* START GIVEN DATA *

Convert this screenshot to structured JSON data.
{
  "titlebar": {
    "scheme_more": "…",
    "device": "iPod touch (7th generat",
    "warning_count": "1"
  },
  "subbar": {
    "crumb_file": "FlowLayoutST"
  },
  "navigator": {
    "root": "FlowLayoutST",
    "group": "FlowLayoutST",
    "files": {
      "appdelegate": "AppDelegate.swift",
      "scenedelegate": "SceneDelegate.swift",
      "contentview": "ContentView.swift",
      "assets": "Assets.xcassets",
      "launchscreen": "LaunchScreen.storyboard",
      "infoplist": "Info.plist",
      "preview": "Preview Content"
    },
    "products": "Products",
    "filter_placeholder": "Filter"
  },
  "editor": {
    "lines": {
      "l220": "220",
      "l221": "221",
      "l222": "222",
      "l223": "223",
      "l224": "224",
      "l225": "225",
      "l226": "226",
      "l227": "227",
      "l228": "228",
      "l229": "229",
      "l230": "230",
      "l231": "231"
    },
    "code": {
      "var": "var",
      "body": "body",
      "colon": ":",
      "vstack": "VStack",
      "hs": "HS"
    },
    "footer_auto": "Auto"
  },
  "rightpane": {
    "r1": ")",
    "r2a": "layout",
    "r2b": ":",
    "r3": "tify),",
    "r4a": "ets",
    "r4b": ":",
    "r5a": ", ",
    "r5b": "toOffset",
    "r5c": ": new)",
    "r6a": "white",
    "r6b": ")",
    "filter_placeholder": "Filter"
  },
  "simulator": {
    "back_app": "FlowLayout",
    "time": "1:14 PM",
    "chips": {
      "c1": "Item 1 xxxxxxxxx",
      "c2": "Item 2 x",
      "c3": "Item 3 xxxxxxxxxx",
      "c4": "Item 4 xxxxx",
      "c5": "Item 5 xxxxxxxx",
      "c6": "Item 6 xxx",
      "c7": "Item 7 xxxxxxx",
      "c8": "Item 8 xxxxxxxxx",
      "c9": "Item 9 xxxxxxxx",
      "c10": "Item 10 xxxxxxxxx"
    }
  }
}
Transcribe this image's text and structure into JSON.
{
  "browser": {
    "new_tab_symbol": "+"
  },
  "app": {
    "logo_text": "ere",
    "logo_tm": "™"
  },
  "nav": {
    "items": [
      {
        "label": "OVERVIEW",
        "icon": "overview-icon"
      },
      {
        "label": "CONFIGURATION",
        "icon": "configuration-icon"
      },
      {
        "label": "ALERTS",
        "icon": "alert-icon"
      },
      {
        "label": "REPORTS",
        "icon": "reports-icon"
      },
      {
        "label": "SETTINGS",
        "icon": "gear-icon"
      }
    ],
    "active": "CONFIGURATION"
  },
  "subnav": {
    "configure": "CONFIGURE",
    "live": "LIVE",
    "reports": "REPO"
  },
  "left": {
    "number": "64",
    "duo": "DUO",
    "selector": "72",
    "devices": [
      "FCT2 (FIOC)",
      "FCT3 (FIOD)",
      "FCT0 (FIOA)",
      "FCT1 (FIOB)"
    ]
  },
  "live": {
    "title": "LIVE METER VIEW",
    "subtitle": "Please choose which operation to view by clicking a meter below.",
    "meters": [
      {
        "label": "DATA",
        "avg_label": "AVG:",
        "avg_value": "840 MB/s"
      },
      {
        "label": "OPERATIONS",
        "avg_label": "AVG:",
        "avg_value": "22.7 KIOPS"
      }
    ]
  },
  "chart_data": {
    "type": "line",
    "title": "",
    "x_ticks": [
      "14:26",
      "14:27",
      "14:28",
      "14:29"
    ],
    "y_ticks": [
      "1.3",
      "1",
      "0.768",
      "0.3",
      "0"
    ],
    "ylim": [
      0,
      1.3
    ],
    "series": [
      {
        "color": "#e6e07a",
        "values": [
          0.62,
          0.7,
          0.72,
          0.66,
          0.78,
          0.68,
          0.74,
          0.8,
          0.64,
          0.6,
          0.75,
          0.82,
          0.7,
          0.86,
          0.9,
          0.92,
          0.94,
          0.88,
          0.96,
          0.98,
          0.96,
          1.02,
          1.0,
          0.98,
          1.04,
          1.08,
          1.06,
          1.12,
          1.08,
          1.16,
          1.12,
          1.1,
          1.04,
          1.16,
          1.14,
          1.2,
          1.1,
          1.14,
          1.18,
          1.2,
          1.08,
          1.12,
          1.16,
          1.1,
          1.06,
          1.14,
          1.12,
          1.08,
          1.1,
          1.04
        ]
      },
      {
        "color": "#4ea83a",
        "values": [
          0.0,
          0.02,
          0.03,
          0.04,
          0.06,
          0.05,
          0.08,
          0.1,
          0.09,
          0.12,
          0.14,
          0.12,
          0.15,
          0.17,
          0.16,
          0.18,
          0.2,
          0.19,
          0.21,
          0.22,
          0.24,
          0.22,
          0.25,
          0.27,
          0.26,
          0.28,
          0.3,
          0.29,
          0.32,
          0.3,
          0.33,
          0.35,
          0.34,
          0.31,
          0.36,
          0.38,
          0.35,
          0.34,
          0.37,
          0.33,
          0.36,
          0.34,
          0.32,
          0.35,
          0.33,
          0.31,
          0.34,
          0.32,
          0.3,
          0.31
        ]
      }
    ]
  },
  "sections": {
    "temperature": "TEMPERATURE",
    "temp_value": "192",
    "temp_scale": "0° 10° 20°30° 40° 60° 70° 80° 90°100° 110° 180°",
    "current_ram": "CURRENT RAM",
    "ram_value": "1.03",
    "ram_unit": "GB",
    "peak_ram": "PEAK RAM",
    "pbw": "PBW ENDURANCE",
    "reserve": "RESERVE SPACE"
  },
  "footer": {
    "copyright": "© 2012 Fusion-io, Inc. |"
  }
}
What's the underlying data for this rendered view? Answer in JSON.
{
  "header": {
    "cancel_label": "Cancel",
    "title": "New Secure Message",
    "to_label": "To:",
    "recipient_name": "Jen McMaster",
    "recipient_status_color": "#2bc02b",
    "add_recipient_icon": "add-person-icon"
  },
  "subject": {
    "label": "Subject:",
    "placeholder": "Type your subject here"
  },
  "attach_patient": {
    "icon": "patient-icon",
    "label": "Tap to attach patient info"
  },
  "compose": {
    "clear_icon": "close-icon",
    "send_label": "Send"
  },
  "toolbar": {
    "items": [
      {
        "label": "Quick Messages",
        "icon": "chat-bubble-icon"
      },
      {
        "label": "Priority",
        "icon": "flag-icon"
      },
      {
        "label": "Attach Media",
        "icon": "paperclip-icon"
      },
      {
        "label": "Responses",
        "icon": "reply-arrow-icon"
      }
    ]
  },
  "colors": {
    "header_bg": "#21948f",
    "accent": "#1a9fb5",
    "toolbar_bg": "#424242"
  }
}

* END GIVEN DATA *

▶ SET TASK
Could you reproduce every record above exactly as it appears?

▶ COMPLETE ANSWER
Convert this screenshot to structured JSON data.
{
  "titlebar": {
    "scheme_more": "…",
    "device": "iPod touch (7th generat",
    "warning_count": "1"
  },
  "subbar": {
    "crumb_file": "FlowLayoutST"
  },
  "navigator": {
    "root": "FlowLayoutST",
    "group": "FlowLayoutST",
    "files": {
      "appdelegate": "AppDelegate.swift",
      "scenedelegate": "SceneDelegate.swift",
      "contentview": "ContentView.swift",
      "assets": "Assets.xcassets",
      "launchscreen": "LaunchScreen.storyboard",
      "infoplist": "Info.plist",
      "preview": "Preview Content"
    },
    "products": "Products",
    "filter_placeholder": "Filter"
  },
  "editor": {
    "lines": {
      "l220": "220",
      "l221": "221",
      "l222": "222",
      "l223": "223",
      "l224": "224",
      "l225": "225",
      "l226": "226",
      "l227": "227",
      "l228": "228",
      "l229": "229",
      "l230": "230",
      "l231": "231"
    },
    "code": {
      "var": "var",
      "body": "body",
      "colon": ":",
      "vstack": "VStack",
      "hs": "HS"
    },
    "footer_auto": "Auto"
  },
  "rightpane": {
    "r1": ")",
    "r2a": "layout",
    "r2b": ":",
    "r3": "tify),",
    "r4a": "ets",
    "r4b": ":",
    "r5a": ", ",
    "r5b": "toOffset",
    "r5c": ": new)",
    "r6a": "white",
    "r6b": ")",
    "filter_placeholder": "Filter"
  },
  "simulator": {
    "back_app": "FlowLayout",
    "time": "1:14 PM",
    "chips": {
      "c1": "Item 1 xxxxxxxxx",
      "c2": "Item 2 x",
      "c3": "Item 3 xxxxxxxxxx",
      "c4": "Item 4 xxxxx",
      "c5": "Item 5 xxxxxxxx",
      "c6": "Item 6 xxx",
      "c7": "Item 7 xxxxxxx",
      "c8": "Item 8 xxxxxxxxx",
      "c9": "Item 9 xxxxxxxx",
      "c10": "Item 10 xxxxxxxxx"
    }
  }
}
Transcribe this image's text and structure into JSON.
{
  "browser": {
    "new_tab_symbol": "+"
  },
  "app": {
    "logo_text": "ere",
    "logo_tm": "™"
  },
  "nav": {
    "items": [
      {
        "label": "OVERVIEW",
        "icon": "overview-icon"
      },
      {
        "label": "CONFIGURATION",
        "icon": "configuration-icon"
      },
      {
        "label": "ALERTS",
        "icon": "alert-icon"
      },
      {
        "label": "REPORTS",
        "icon": "reports-icon"
      },
      {
        "label": "SETTINGS",
        "icon": "gear-icon"
      }
    ],
    "active": "CONFIGURATION"
  },
  "subnav": {
    "configure": "CONFIGURE",
    "live": "LIVE",
    "reports": "REPO"
  },
  "left": {
    "number": "64",
    "duo": "DUO",
    "selector": "72",
    "devices": [
      "FCT2 (FIOC)",
      "FCT3 (FIOD)",
      "FCT0 (FIOA)",
      "FCT1 (FIOB)"
    ]
  },
  "live": {
    "title": "LIVE METER VIEW",
    "subtitle": "Please choose which operation to view by clicking a meter below.",
    "meters": [
      {
        "label": "DATA",
        "avg_label": "AVG:",
        "avg_value": "840 MB/s"
      },
      {
        "label": "OPERATIONS",
        "avg_label": "AVG:",
        "avg_value": "22.7 KIOPS"
      }
    ]
  },
  "chart_data": {
    "type": "line",
    "title": "",
    "x_ticks": [
      "14:26",
      "14:27",
      "14:28",
      "14:29"
    ],
    "y_ticks": [
      "1.3",
      "1",
      "0.768",
      "0.3",
      "0"
    ],
    "ylim": [
      0,
      1.3
    ],
    "series": [
      {
        "color": "#e6e07a",
        "values": [
          0.62,
          0.7,
          0.72,
          0.66,
          0.78,
          0.68,
          0.74,
          0.8,
          0.64,
          0.6,
          0.75,
          0.82,
          0.7,
          0.86,
          0.9,
          0.92,
          0.94,
          0.88,
          0.96,
          0.98,
          0.96,
          1.02,
          1.0,
          0.98,
          1.04,
          1.08,
          1.06,
          1.12,
          1.08,
          1.16,
          1.12,
          1.1,
          1.04,
          1.16,
          1.14,
          1.2,
          1.1,
          1.14,
          1.18,
          1.2,
          1.08,
          1.12,
          1.16,
          1.1,
          1.06,
          1.14,
          1.12,
          1.08,
          1.1,
          1.04
        ]
      },
      {
        "color": "#4ea83a",
        "values": [
          0.0,
          0.02,
          0.03,
          0.04,
          0.06,
          0.05,
          0.08,
          0.1,
          0.09,
          0.12,
          0.14,
          0.12,
          0.15,
          0.17,
          0.16,
          0.18,
          0.2,
          0.19,
          0.21,
          0.22,
          0.24,
          0.22,
          0.25,
          0.27,
          0.26,
          0.28,
          0.3,
          0.29,
          0.32,
          0.3,
          0.33,
          0.35,
          0.34,
          0.31,
          0.36,
          0.38,
          0.35,
          0.34,
          0.37,
          0.33,
          0.36,
          0.34,
          0.32,
          0.35,
          0.33,
          0.31,
          0.34,
          0.32,
          0.3,
          0.31
        ]
      }
    ]
  },
  "sections": {
    "temperature": "TEMPERATURE",
    "temp_value": "192",
    "temp_scale": "0° 10° 20°30° 40° 60° 70° 80° 90°100° 110° 180°",
    "current_ram": "CURRENT RAM",
    "ram_value": "1.03",
    "ram_unit": "GB",
    "peak_ram": "PEAK RAM",
    "pbw": "PBW ENDURANCE",
    "reserve": "RESERVE SPACE"
  },
  "footer": {
    "copyright": "© 2012 Fusion-io, Inc. |"
  }
}
What's the underlying data for this rendered view? Answer in JSON.
{
  "header": {
    "cancel_label": "Cancel",
    "title": "New Secure Message",
    "to_label": "To:",
    "recipient_name": "Jen McMaster",
    "recipient_status_color": "#2bc02b",
    "add_recipient_icon": "add-person-icon"
  },
  "subject": {
    "label": "Subject:",
    "placeholder": "Type your subject here"
  },
  "attach_patient": {
    "icon": "patient-icon",
    "label": "Tap to attach patient info"
  },
  "compose": {
    "clear_icon": "close-icon",
    "send_label": "Send"
  },
  "toolbar": {
    "items": [
      {
        "label": "Quick Messages",
        "icon": "chat-bubble-icon"
      },
      {
        "label": "Priority",
        "icon": "flag-icon"
      },
      {
        "label": "Attach Media",
        "icon": "paperclip-icon"
      },
      {
        "label": "Responses",
        "icon": "reply-arrow-icon"
      }
    ]
  },
  "colors": {
    "header_bg": "#21948f",
    "accent": "#1a9fb5",
    "toolbar_bg": "#424242"
  }
}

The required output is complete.